### SHORT PROBLEM
State how many lines of the records contain the string "Domov", and give no other information.

### WORKING DATA
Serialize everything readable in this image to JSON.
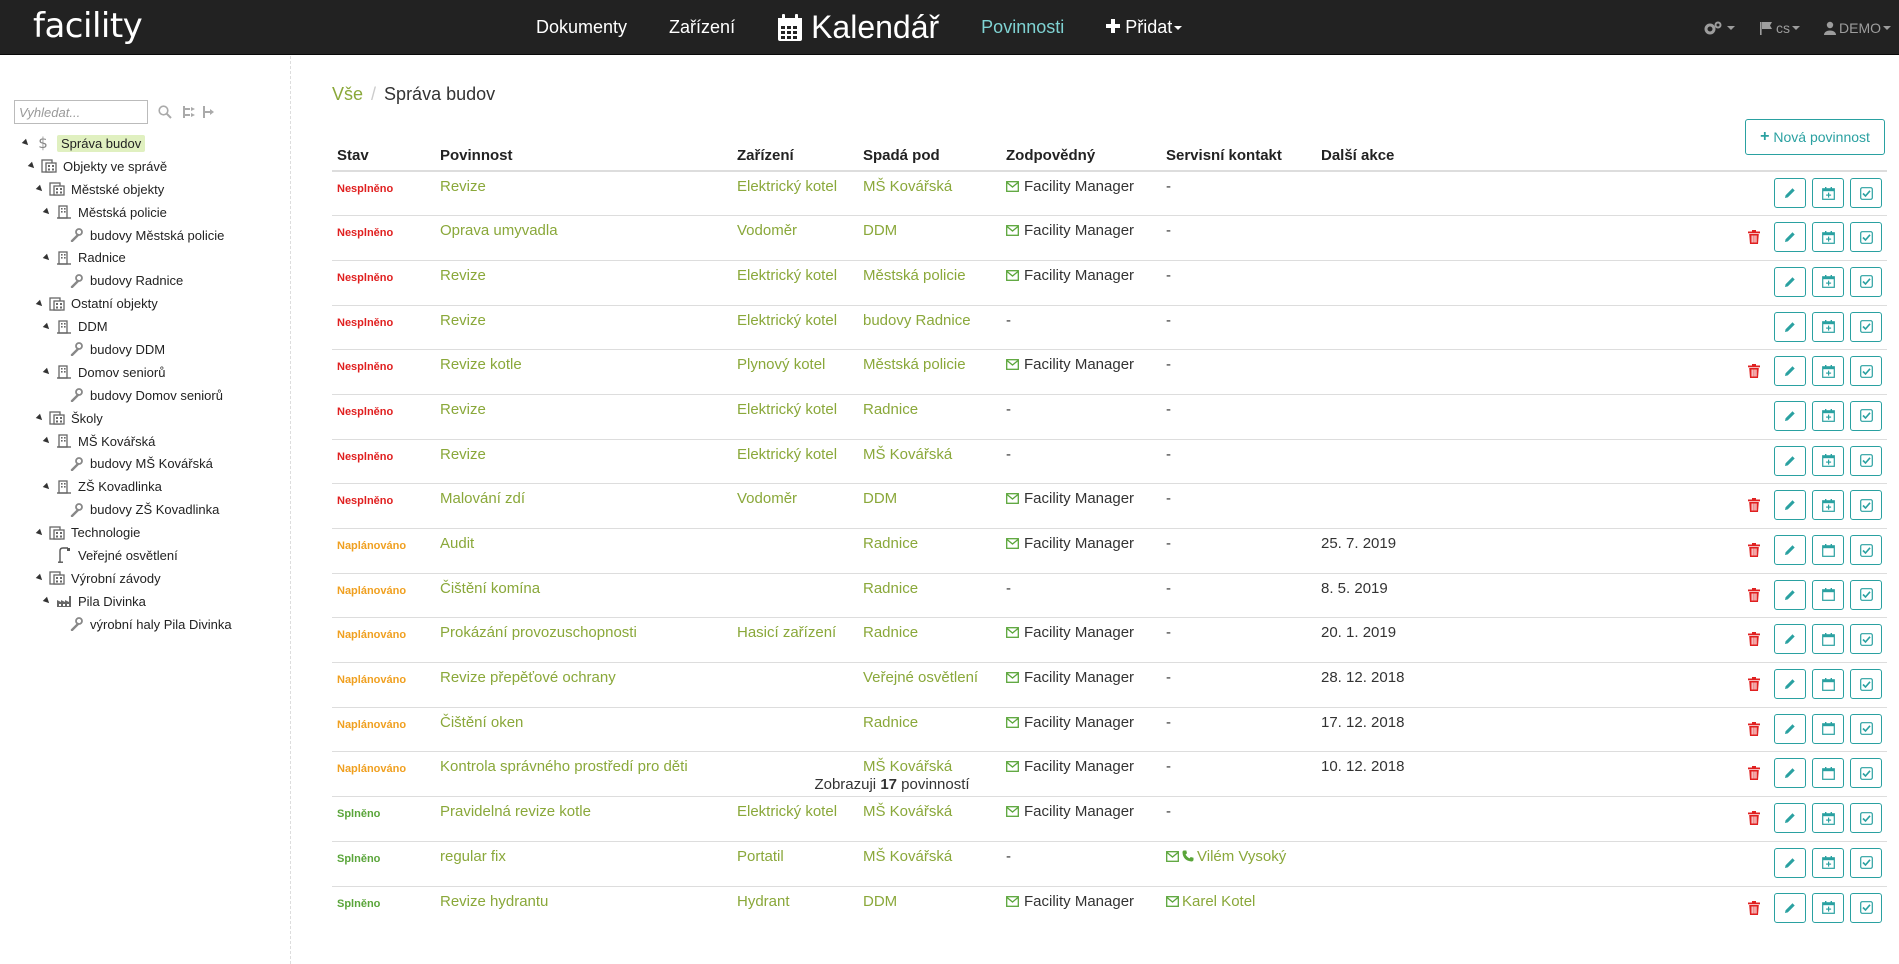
{
  "nav": {
    "logo": "facility",
    "links": [
      "Dokumenty",
      "Zařízení"
    ],
    "calendar": "Kalendář",
    "active": "Povinnosti",
    "add": "Přidat",
    "lang": "cs",
    "user": "DEMO"
  },
  "sidebar": {
    "search_placeholder": "Vyhledat...",
    "tree": [
      {
        "label": "Správa budov",
        "level": 0,
        "icon": "dollar-icon",
        "toggle": true,
        "selected": true
      },
      {
        "label": "Objekty ve správě",
        "level": 1,
        "icon": "buildings-icon",
        "toggle": true
      },
      {
        "label": "Městské objekty",
        "level": 2,
        "icon": "buildings-icon",
        "toggle": true
      },
      {
        "label": "Městská policie",
        "level": 3,
        "icon": "building-icon",
        "toggle": true
      },
      {
        "label": "budovy Městská policie",
        "level": 4,
        "icon": "wrench-icon",
        "toggle": false
      },
      {
        "label": "Radnice",
        "level": 3,
        "icon": "building-icon",
        "toggle": true
      },
      {
        "label": "budovy Radnice",
        "level": 4,
        "icon": "wrench-icon",
        "toggle": false
      },
      {
        "label": "Ostatní objekty",
        "level": 2,
        "icon": "buildings-icon",
        "toggle": true
      },
      {
        "label": "DDM",
        "level": 3,
        "icon": "building-icon",
        "toggle": true
      },
      {
        "label": "budovy DDM",
        "level": 4,
        "icon": "wrench-icon",
        "toggle": false
      },
      {
        "label": "Domov seniorů",
        "level": 3,
        "icon": "building-icon",
        "toggle": true
      },
      {
        "label": "budovy Domov seniorů",
        "level": 4,
        "icon": "wrench-icon",
        "toggle": false
      },
      {
        "label": "Školy",
        "level": 2,
        "icon": "buildings-icon",
        "toggle": true
      },
      {
        "label": "MŠ Kovářská",
        "level": 3,
        "icon": "building-icon",
        "toggle": true
      },
      {
        "label": "budovy MŠ Kovářská",
        "level": 4,
        "icon": "wrench-icon",
        "toggle": false
      },
      {
        "label": "ZŠ Kovadlinka",
        "level": 3,
        "icon": "building-icon",
        "toggle": true
      },
      {
        "label": "budovy ZŠ Kovadlinka",
        "level": 4,
        "icon": "wrench-icon",
        "toggle": false
      },
      {
        "label": "Technologie",
        "level": 2,
        "icon": "buildings-icon",
        "toggle": true
      },
      {
        "label": "Veřejné osvětlení",
        "level": 3,
        "icon": "streetlight-icon",
        "toggle": false
      },
      {
        "label": "Výrobní závody",
        "level": 2,
        "icon": "buildings-icon",
        "toggle": true
      },
      {
        "label": "Pila Divinka",
        "level": 3,
        "icon": "factory-icon",
        "toggle": true
      },
      {
        "label": "výrobní haly Pila Divinka",
        "level": 4,
        "icon": "wrench-icon",
        "toggle": false
      }
    ]
  },
  "breadcrumb": {
    "root": "Vše",
    "current": "Správa budov"
  },
  "new_button": "Nová povinnost",
  "table": {
    "headers": [
      "Stav",
      "Povinnost",
      "Zařízení",
      "Spadá pod",
      "Zodpovědný",
      "Servisní kontakt",
      "Další akce"
    ],
    "rows": [
      {
        "stav": "Nesplněno",
        "cls": "s-nesplneno",
        "povinnost": "Revize",
        "zarizeni": "Elektrický kotel",
        "spada": "MŠ Kovářská",
        "zodpovedny": "Facility Manager",
        "kontakt": "-",
        "kontakt_type": "none",
        "dalsi": "",
        "trash": false,
        "cal": "plus"
      },
      {
        "stav": "Nesplněno",
        "cls": "s-nesplneno",
        "povinnost": "Oprava umyvadla",
        "zarizeni": "Vodoměr",
        "spada": "DDM",
        "zodpovedny": "Facility Manager",
        "kontakt": "-",
        "kontakt_type": "none",
        "dalsi": "",
        "trash": true,
        "cal": "plus"
      },
      {
        "stav": "Nesplněno",
        "cls": "s-nesplneno",
        "povinnost": "Revize",
        "zarizeni": "Elektrický kotel",
        "spada": "Městská policie",
        "zodpovedny": "Facility Manager",
        "kontakt": "-",
        "kontakt_type": "none",
        "dalsi": "",
        "trash": false,
        "cal": "plus"
      },
      {
        "stav": "Nesplněno",
        "cls": "s-nesplneno",
        "povinnost": "Revize",
        "zarizeni": "Elektrický kotel",
        "spada": "budovy Radnice",
        "zodpovedny": "-",
        "kontakt": "-",
        "kontakt_type": "none",
        "dalsi": "",
        "trash": false,
        "cal": "plus"
      },
      {
        "stav": "Nesplněno",
        "cls": "s-nesplneno",
        "povinnost": "Revize kotle",
        "zarizeni": "Plynový kotel",
        "spada": "Městská policie",
        "zodpovedny": "Facility Manager",
        "kontakt": "-",
        "kontakt_type": "none",
        "dalsi": "",
        "trash": true,
        "cal": "plus"
      },
      {
        "stav": "Nesplněno",
        "cls": "s-nesplneno",
        "povinnost": "Revize",
        "zarizeni": "Elektrický kotel",
        "spada": "Radnice",
        "zodpovedny": "-",
        "kontakt": "-",
        "kontakt_type": "none",
        "dalsi": "",
        "trash": false,
        "cal": "plus"
      },
      {
        "stav": "Nesplněno",
        "cls": "s-nesplneno",
        "povinnost": "Revize",
        "zarizeni": "Elektrický kotel",
        "spada": "MŠ Kovářská",
        "zodpovedny": "-",
        "kontakt": "-",
        "kontakt_type": "none",
        "dalsi": "",
        "trash": false,
        "cal": "plus"
      },
      {
        "stav": "Nesplněno",
        "cls": "s-nesplneno",
        "povinnost": "Malování zdí",
        "zarizeni": "Vodoměr",
        "spada": "DDM",
        "zodpovedny": "Facility Manager",
        "kontakt": "-",
        "kontakt_type": "none",
        "dalsi": "",
        "trash": true,
        "cal": "plus"
      },
      {
        "stav": "Naplánováno",
        "cls": "s-naplanovano",
        "povinnost": "Audit",
        "zarizeni": "",
        "spada": "Radnice",
        "zodpovedny": "Facility Manager",
        "kontakt": "-",
        "kontakt_type": "none",
        "dalsi": "25. 7. 2019",
        "trash": true,
        "cal": "plain"
      },
      {
        "stav": "Naplánováno",
        "cls": "s-naplanovano",
        "povinnost": "Čištění komína",
        "zarizeni": "",
        "spada": "Radnice",
        "zodpovedny": "-",
        "kontakt": "-",
        "kontakt_type": "none",
        "dalsi": "8. 5. 2019",
        "trash": true,
        "cal": "plain"
      },
      {
        "stav": "Naplánováno",
        "cls": "s-naplanovano",
        "povinnost": "Prokázání provozuschopnosti",
        "zarizeni": "Hasicí zařízení",
        "spada": "Radnice",
        "zodpovedny": "Facility Manager",
        "kontakt": "-",
        "kontakt_type": "none",
        "dalsi": "20. 1. 2019",
        "trash": true,
        "cal": "plain"
      },
      {
        "stav": "Naplánováno",
        "cls": "s-naplanovano",
        "povinnost": "Revize přepěťové ochrany",
        "zarizeni": "",
        "spada": "Veřejné osvětlení",
        "zodpovedny": "Facility Manager",
        "kontakt": "-",
        "kontakt_type": "none",
        "dalsi": "28. 12. 2018",
        "trash": true,
        "cal": "plain"
      },
      {
        "stav": "Naplánováno",
        "cls": "s-naplanovano",
        "povinnost": "Čištění oken",
        "zarizeni": "",
        "spada": "Radnice",
        "zodpovedny": "Facility Manager",
        "kontakt": "-",
        "kontakt_type": "none",
        "dalsi": "17. 12. 2018",
        "trash": true,
        "cal": "plain"
      },
      {
        "stav": "Naplánováno",
        "cls": "s-naplanovano",
        "povinnost": "Kontrola správného prostředí pro děti",
        "zarizeni": "",
        "spada": "MŠ Kovářská",
        "zodpovedny": "Facility Manager",
        "kontakt": "-",
        "kontakt_type": "none",
        "dalsi": "10. 12. 2018",
        "trash": true,
        "cal": "plain"
      },
      {
        "stav": "Splněno",
        "cls": "s-splneno",
        "povinnost": "Pravidelná revize kotle",
        "zarizeni": "Elektrický kotel",
        "spada": "MŠ Kovářská",
        "zodpovedny": "Facility Manager",
        "kontakt": "-",
        "kontakt_type": "none",
        "dalsi": "",
        "trash": true,
        "cal": "plus"
      },
      {
        "stav": "Splněno",
        "cls": "s-splneno",
        "povinnost": "regular fix",
        "zarizeni": "Portatil",
        "spada": "MŠ Kovářská",
        "zodpovedny": "-",
        "kontakt": "Vilém Vysoký",
        "kontakt_type": "mailphone",
        "dalsi": "",
        "trash": false,
        "cal": "plus"
      },
      {
        "stav": "Splněno",
        "cls": "s-splneno",
        "povinnost": "Revize hydrantu",
        "zarizeni": "Hydrant",
        "spada": "DDM",
        "zodpovedny": "Facility Manager",
        "kontakt": "Karel Kotel",
        "kontakt_type": "mail",
        "dalsi": "",
        "trash": true,
        "cal": "plus"
      }
    ]
  },
  "footer": {
    "prefix": "Zobrazuji",
    "count": "17",
    "suffix": "povinností"
  },
  "colors": {
    "accent": "#2aa1a1",
    "link": "#8aa83a",
    "danger": "#e02020",
    "planned": "#f0a020",
    "done": "#5aa53a",
    "navbar": "#222222"
  }
}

### CORRECT RESULT
2